→ Dataset
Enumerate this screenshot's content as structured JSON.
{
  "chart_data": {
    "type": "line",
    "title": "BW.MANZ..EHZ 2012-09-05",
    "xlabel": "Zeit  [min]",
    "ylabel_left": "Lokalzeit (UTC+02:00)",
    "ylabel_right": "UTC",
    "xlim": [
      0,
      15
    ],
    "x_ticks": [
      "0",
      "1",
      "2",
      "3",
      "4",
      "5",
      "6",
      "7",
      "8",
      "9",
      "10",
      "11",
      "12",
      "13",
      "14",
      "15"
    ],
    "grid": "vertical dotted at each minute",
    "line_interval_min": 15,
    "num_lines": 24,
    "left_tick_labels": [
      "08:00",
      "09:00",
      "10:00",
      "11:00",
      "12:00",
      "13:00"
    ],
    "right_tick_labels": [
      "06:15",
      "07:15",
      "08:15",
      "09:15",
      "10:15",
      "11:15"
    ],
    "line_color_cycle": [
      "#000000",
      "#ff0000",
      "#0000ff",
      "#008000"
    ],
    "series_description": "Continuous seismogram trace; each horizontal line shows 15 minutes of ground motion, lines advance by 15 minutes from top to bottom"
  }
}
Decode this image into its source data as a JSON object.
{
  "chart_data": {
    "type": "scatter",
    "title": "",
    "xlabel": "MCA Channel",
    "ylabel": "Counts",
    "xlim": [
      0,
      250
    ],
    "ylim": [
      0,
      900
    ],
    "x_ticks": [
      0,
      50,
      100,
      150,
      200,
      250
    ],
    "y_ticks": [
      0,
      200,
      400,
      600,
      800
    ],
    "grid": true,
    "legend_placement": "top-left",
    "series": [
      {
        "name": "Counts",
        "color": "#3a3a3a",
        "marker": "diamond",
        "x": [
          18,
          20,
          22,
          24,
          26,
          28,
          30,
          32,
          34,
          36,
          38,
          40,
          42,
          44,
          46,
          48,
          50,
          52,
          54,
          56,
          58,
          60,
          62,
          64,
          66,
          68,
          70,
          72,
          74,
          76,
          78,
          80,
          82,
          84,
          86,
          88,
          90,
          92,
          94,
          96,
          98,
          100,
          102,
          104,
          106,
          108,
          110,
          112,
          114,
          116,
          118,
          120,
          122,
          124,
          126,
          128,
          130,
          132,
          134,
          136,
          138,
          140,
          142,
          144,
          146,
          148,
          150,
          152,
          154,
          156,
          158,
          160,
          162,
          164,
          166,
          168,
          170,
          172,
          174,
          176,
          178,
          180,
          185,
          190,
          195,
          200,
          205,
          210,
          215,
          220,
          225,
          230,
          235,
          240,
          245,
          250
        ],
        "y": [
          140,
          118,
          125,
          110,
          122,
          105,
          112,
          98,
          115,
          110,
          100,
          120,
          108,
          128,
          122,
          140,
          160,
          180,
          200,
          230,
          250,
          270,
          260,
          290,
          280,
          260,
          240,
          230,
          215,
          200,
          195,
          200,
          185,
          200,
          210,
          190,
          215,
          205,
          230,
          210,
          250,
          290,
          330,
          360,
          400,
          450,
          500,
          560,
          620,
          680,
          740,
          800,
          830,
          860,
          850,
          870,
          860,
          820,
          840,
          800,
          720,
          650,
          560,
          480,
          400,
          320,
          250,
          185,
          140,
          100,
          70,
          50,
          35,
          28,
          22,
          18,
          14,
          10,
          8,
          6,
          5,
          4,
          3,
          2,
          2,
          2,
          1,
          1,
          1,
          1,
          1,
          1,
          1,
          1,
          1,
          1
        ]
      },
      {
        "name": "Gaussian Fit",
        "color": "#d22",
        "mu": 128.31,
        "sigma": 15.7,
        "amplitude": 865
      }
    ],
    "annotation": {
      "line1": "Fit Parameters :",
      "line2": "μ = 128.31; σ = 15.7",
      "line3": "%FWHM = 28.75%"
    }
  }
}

→ Goal
Print the material verbatim, all of it.

→ Finished task
Enumerate this screenshot's content as structured JSON.
{
  "chart_data": {
    "type": "line",
    "title": "BW.MANZ..EHZ 2012-09-05",
    "xlabel": "Zeit  [min]",
    "ylabel_left": "Lokalzeit (UTC+02:00)",
    "ylabel_right": "UTC",
    "xlim": [
      0,
      15
    ],
    "x_ticks": [
      "0",
      "1",
      "2",
      "3",
      "4",
      "5",
      "6",
      "7",
      "8",
      "9",
      "10",
      "11",
      "12",
      "13",
      "14",
      "15"
    ],
    "grid": "vertical dotted at each minute",
    "line_interval_min": 15,
    "num_lines": 24,
    "left_tick_labels": [
      "08:00",
      "09:00",
      "10:00",
      "11:00",
      "12:00",
      "13:00"
    ],
    "right_tick_labels": [
      "06:15",
      "07:15",
      "08:15",
      "09:15",
      "10:15",
      "11:15"
    ],
    "line_color_cycle": [
      "#000000",
      "#ff0000",
      "#0000ff",
      "#008000"
    ],
    "series_description": "Continuous seismogram trace; each horizontal line shows 15 minutes of ground motion, lines advance by 15 minutes from top to bottom"
  }
}
Decode this image into its source data as a JSON object.
{
  "chart_data": {
    "type": "scatter",
    "title": "",
    "xlabel": "MCA Channel",
    "ylabel": "Counts",
    "xlim": [
      0,
      250
    ],
    "ylim": [
      0,
      900
    ],
    "x_ticks": [
      0,
      50,
      100,
      150,
      200,
      250
    ],
    "y_ticks": [
      0,
      200,
      400,
      600,
      800
    ],
    "grid": true,
    "legend_placement": "top-left",
    "series": [
      {
        "name": "Counts",
        "color": "#3a3a3a",
        "marker": "diamond",
        "x": [
          18,
          20,
          22,
          24,
          26,
          28,
          30,
          32,
          34,
          36,
          38,
          40,
          42,
          44,
          46,
          48,
          50,
          52,
          54,
          56,
          58,
          60,
          62,
          64,
          66,
          68,
          70,
          72,
          74,
          76,
          78,
          80,
          82,
          84,
          86,
          88,
          90,
          92,
          94,
          96,
          98,
          100,
          102,
          104,
          106,
          108,
          110,
          112,
          114,
          116,
          118,
          120,
          122,
          124,
          126,
          128,
          130,
          132,
          134,
          136,
          138,
          140,
          142,
          144,
          146,
          148,
          150,
          152,
          154,
          156,
          158,
          160,
          162,
          164,
          166,
          168,
          170,
          172,
          174,
          176,
          178,
          180,
          185,
          190,
          195,
          200,
          205,
          210,
          215,
          220,
          225,
          230,
          235,
          240,
          245,
          250
        ],
        "y": [
          140,
          118,
          125,
          110,
          122,
          105,
          112,
          98,
          115,
          110,
          100,
          120,
          108,
          128,
          122,
          140,
          160,
          180,
          200,
          230,
          250,
          270,
          260,
          290,
          280,
          260,
          240,
          230,
          215,
          200,
          195,
          200,
          185,
          200,
          210,
          190,
          215,
          205,
          230,
          210,
          250,
          290,
          330,
          360,
          400,
          450,
          500,
          560,
          620,
          680,
          740,
          800,
          830,
          860,
          850,
          870,
          860,
          820,
          840,
          800,
          720,
          650,
          560,
          480,
          400,
          320,
          250,
          185,
          140,
          100,
          70,
          50,
          35,
          28,
          22,
          18,
          14,
          10,
          8,
          6,
          5,
          4,
          3,
          2,
          2,
          2,
          1,
          1,
          1,
          1,
          1,
          1,
          1,
          1,
          1,
          1
        ]
      },
      {
        "name": "Gaussian Fit",
        "color": "#d22",
        "mu": 128.31,
        "sigma": 15.7,
        "amplitude": 865
      }
    ],
    "annotation": {
      "line1": "Fit Parameters :",
      "line2": "μ = 128.31; σ = 15.7",
      "line3": "%FWHM = 28.75%"
    }
  }
}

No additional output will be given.